### GOAL
Please extract the passage of the Web services article starting at "At the heart" and ending at "formats it uses.", copying it word for word.

### PAGE EXTRACT
____________________

Demystifying Webservices: How they really work
More than any recent technology, Web services are surrounded by hype, mystery, and a bit of mumbo jumbo thrown in for good measure. Does anyone really know what they are or how they work? To give you a leg up, in this column I'll demystify Web services for you and explain how Web services protocols do their work.

Let's start with the basics. Web services are modular software components wrapped inside a specific set of Internet communications protocols and that can be run over the Internet. These components can communicate with other components automatically without human intervention. They can be used on an Intranet inside a firewall, or out across the greater Internet. A Web service itself is a software module delivered over the Internet or an intranet via XML (eXtensible Markup Language) messaging. The software module can be built in a variety of ways, most notably, but not exclusively, using Java.

At the heart of the Web services architecture is the need for program-to-program communications. And in order for that communication to take place, the Web service itself first needs to be described in detail so that other programs can understand what it is and know how to connect to it. That is what XML does - it describes the service in a manner that can be understood and used. This XML depiction is called a service description, and includes all the details necessary for the Web service to be accessed, including its location, transport protocols and message formats it uses.

Understanding the key roles in the Web services architecture
In order for a computer or program to use a Web service, it needs be able to find the service description and then bind to it. To accomplish this, there are three key roles in Web services architecture: a service provider, a service registry and a service requestor. Together, they perform three operations on a Web service: publish, find and bind. The nearby figure (Fig. 1) shows how this all fits together.

____________________

### Stored entries
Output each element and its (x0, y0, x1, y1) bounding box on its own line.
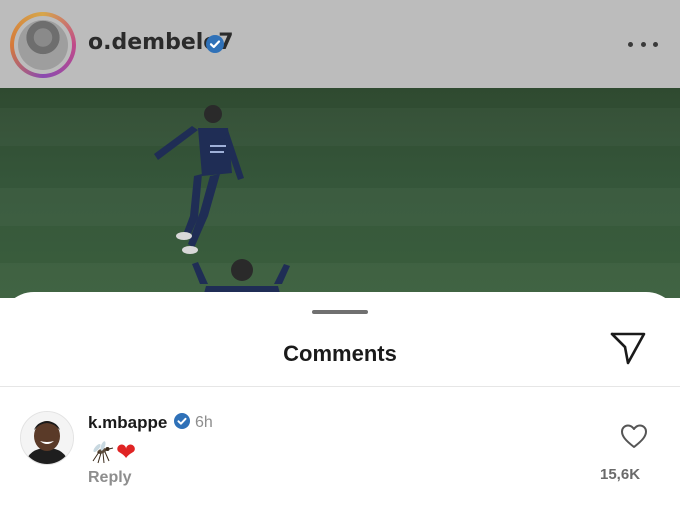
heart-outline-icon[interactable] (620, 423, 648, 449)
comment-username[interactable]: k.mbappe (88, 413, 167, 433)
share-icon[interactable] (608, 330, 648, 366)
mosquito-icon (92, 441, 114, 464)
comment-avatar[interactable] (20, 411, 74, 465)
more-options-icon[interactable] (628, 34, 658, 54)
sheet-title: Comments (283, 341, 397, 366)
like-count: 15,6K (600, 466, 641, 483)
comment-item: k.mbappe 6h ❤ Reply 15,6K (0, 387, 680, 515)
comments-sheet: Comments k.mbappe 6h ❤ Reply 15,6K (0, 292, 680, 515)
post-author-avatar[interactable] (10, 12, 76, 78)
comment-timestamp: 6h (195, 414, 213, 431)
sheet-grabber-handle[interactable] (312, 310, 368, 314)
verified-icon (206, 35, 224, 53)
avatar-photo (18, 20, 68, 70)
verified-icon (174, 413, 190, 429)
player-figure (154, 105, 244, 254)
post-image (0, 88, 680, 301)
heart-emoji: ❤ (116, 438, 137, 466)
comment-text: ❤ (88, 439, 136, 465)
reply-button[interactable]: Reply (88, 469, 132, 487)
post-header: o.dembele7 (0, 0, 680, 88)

____________________

### THE OUTPUT
At the heart of the Web services architecture is the need for program-to-program communications. And in order for that communication to take place, the Web service itself first needs to be described in detail so that other programs can understand what it is and know how to connect to it. That is what XML does - it describes the service in a manner that can be understood and used. This XML depiction is called a service description, and includes all the details necessary for the Web service to be accessed, including its location, transport protocols and message formats it uses.